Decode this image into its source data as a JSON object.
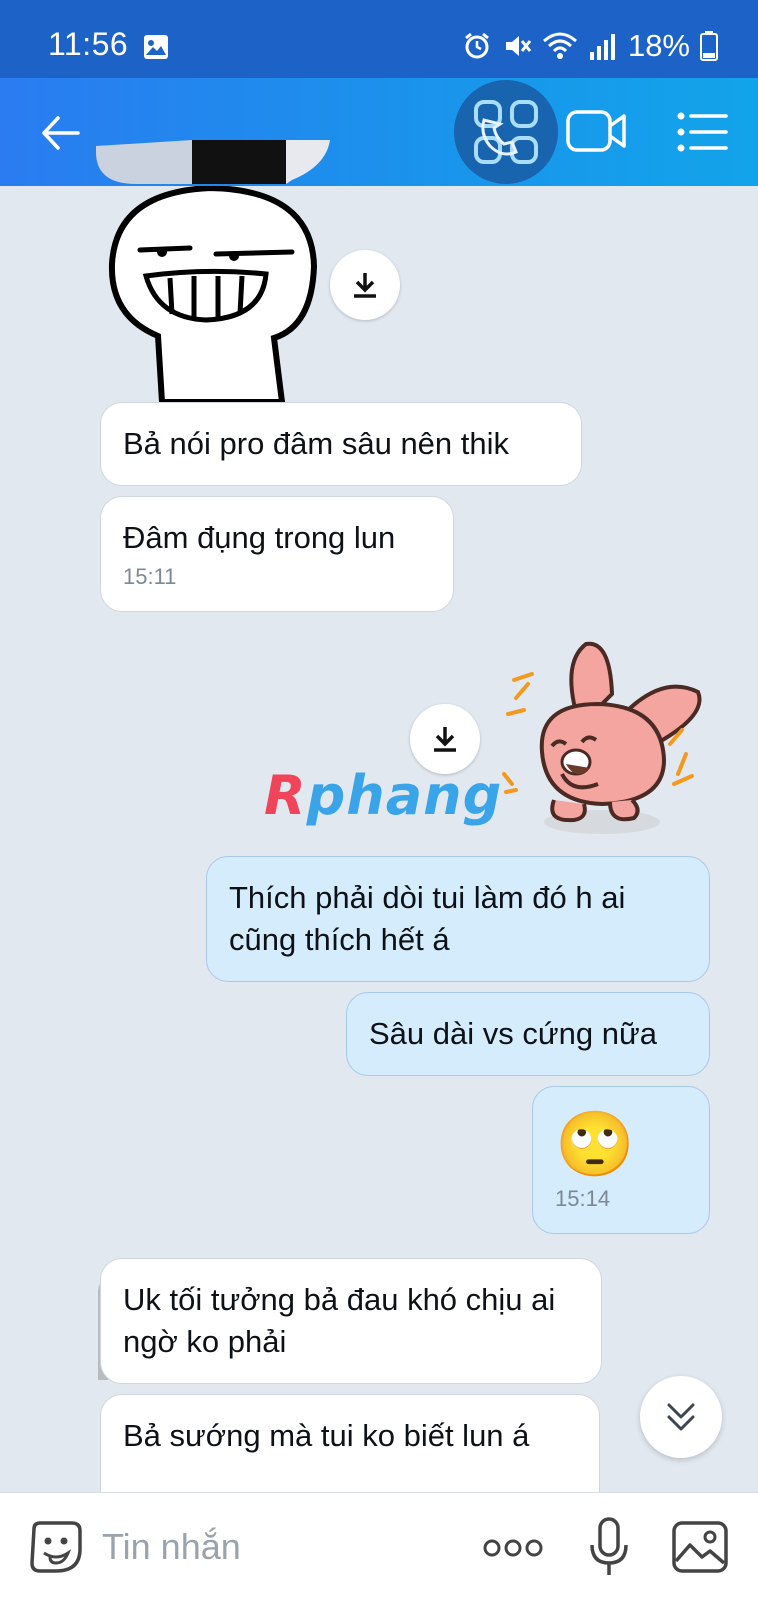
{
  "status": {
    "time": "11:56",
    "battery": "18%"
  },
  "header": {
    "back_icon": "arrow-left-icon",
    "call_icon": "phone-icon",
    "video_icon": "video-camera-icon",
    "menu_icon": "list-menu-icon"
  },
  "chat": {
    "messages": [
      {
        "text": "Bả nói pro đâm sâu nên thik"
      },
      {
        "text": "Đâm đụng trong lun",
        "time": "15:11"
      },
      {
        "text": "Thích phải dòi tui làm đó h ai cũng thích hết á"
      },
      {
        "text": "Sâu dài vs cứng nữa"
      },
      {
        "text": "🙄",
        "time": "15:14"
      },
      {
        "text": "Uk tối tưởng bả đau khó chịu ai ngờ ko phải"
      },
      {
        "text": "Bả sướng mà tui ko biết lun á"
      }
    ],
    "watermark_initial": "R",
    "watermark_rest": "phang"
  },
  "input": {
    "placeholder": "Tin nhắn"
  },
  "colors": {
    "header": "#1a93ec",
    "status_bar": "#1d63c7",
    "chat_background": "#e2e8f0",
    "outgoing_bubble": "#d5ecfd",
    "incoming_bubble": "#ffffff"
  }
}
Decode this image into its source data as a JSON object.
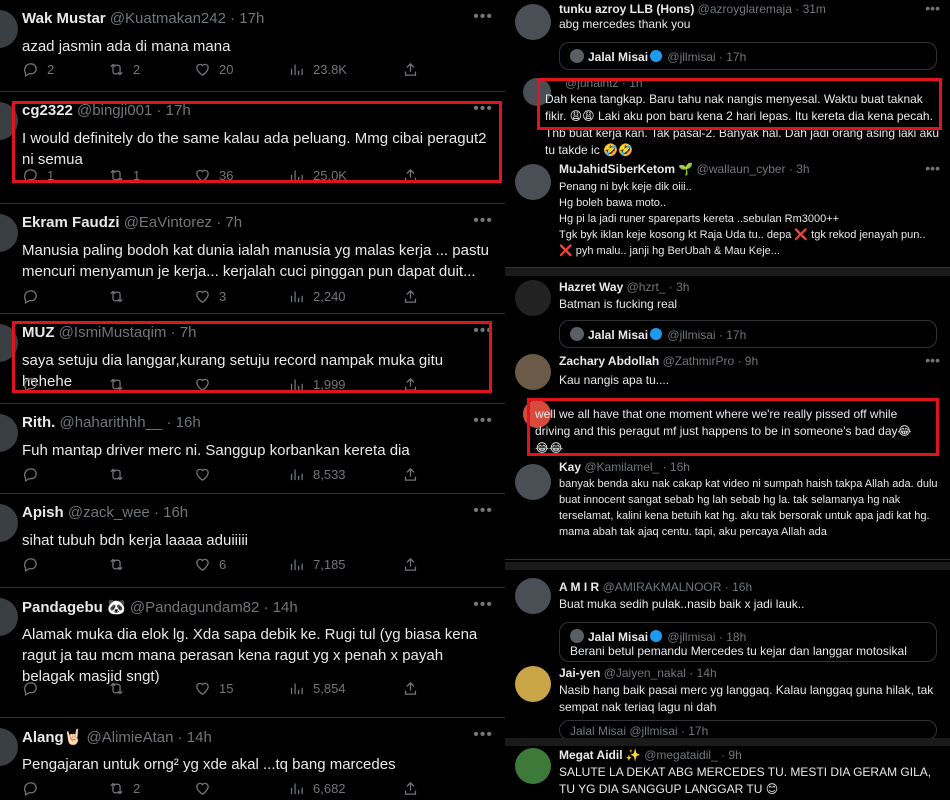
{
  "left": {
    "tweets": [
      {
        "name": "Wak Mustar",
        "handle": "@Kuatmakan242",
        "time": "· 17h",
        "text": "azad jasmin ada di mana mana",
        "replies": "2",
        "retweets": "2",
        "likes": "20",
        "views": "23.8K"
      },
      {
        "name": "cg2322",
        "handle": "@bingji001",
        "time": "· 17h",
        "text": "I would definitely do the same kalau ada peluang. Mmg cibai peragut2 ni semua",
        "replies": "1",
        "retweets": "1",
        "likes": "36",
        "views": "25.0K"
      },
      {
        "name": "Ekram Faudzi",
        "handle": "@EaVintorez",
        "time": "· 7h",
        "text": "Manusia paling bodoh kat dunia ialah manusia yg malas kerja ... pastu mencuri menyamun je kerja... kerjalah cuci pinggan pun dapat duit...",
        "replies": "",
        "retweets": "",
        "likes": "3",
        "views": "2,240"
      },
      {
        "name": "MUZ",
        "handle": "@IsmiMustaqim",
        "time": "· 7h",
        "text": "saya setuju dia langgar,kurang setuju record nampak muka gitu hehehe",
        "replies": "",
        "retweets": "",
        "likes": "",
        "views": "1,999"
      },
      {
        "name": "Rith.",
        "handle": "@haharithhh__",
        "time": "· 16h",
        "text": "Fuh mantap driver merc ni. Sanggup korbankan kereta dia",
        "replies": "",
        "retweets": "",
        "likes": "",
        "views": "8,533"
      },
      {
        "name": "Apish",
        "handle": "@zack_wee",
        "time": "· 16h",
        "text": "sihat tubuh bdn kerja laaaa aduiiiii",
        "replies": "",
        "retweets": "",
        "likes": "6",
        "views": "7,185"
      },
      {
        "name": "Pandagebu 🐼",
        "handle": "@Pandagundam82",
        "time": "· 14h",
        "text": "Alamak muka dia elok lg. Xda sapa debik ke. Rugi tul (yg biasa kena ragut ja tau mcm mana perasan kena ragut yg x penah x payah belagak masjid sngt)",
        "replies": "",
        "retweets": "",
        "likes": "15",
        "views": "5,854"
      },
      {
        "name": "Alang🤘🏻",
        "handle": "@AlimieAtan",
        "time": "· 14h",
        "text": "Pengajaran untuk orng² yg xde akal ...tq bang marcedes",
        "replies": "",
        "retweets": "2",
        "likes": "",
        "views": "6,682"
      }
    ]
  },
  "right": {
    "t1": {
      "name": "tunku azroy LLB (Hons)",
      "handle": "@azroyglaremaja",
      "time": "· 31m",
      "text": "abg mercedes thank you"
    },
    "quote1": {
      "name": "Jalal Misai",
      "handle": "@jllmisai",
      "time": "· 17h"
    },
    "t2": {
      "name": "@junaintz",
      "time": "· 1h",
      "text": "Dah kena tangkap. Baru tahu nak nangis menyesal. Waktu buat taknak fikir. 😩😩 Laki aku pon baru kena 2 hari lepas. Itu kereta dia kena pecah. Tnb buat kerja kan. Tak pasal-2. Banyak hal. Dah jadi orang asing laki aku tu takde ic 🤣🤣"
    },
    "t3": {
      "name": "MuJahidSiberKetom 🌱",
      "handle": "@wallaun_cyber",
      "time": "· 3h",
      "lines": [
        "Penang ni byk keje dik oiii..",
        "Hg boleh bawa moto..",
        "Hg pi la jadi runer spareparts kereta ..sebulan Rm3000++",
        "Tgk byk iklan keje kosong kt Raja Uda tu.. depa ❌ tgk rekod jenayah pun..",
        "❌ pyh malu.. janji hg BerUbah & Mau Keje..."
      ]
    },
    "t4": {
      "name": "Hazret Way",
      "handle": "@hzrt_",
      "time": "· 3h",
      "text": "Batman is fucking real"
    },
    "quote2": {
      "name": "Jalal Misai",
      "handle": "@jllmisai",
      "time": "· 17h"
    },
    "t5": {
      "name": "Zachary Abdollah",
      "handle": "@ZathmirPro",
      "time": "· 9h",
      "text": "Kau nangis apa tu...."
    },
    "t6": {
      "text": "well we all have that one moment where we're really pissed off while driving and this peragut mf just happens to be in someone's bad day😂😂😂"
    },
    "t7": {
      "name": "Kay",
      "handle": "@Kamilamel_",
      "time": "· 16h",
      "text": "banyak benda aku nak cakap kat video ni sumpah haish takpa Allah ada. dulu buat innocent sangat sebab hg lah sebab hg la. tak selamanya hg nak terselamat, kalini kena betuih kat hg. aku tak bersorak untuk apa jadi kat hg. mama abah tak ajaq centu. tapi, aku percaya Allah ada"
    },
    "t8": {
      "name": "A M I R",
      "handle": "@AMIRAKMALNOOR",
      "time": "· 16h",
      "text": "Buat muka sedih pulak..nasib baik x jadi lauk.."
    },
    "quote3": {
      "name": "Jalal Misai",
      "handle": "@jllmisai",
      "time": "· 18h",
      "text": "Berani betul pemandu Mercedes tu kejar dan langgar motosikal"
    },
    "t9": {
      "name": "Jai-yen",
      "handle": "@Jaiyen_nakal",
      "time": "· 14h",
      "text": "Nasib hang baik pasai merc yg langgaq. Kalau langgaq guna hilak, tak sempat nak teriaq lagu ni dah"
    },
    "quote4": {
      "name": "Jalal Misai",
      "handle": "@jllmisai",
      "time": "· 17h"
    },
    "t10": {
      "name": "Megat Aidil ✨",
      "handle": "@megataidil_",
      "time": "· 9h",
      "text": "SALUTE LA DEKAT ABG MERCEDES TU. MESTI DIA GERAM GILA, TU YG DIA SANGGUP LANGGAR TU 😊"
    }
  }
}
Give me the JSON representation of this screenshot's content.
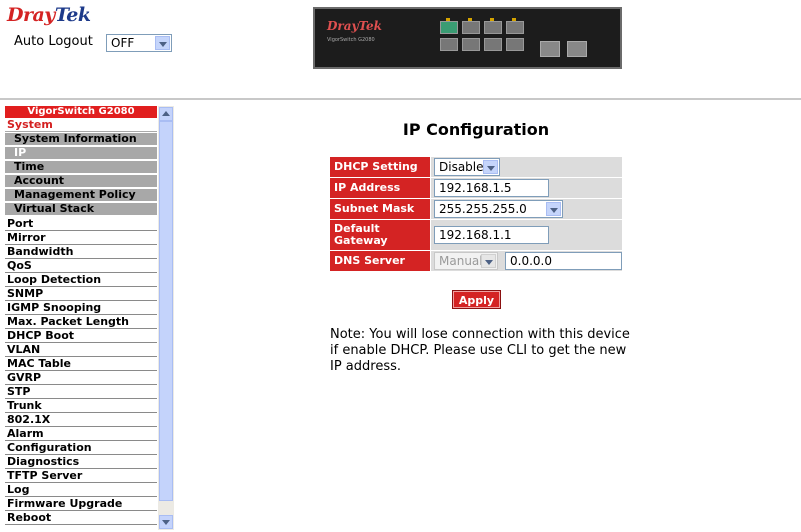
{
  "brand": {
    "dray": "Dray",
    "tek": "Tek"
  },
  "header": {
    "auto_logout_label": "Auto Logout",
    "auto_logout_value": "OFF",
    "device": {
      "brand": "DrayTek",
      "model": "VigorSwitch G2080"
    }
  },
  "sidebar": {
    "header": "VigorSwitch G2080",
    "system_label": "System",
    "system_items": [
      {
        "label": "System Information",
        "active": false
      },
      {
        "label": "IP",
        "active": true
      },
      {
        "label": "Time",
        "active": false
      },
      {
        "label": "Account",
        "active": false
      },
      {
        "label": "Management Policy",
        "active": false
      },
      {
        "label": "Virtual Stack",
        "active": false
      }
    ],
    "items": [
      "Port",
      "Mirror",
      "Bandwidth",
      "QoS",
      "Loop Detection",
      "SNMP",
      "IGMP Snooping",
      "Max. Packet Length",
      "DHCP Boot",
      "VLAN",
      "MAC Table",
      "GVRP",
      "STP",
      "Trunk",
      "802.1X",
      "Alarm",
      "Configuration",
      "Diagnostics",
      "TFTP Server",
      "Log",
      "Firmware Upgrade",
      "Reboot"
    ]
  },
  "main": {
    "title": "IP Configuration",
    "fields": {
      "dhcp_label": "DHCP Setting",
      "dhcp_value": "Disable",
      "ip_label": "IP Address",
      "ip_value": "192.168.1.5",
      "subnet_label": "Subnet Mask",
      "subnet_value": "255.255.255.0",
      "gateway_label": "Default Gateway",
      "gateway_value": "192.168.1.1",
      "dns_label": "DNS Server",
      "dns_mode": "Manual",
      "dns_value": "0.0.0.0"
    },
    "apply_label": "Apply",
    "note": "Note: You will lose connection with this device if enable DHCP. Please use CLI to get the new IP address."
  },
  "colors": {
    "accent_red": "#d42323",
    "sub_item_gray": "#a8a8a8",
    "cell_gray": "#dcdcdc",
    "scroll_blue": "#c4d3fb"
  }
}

● Task requirements:
Copy every line from the records above that contains the word "kena".

● Response to the task:
        "text": "Alamak muka dia elok lg. Xda sapa debik ke. Rugi tul (yg biasa kena ragut ja tau mcm mana perasan kena ragut yg x penah x payah belagak masjid sngt)",
      "text": "Dah kena tangkap. Baru tahu nak nangis menyesal. Waktu buat taknak fikir. 😩😩 Laki aku pon baru kena 2 hari lepas. Itu kereta dia kena pecah. Tnb buat kerja kan. Tak pasal-2. Banyak hal. Dah jadi orang asing laki aku tu takde ic 🤣🤣"
      "text": "banyak benda aku nak cakap kat video ni sumpah haish takpa Allah ada. dulu buat innocent sangat sebab hg lah sebab hg la. tak selamanya hg nak terselamat, kalini kena betuih kat hg. aku tak bersorak untuk apa jadi kat hg. mama abah tak ajaq centu. tapi, aku percaya Allah ada"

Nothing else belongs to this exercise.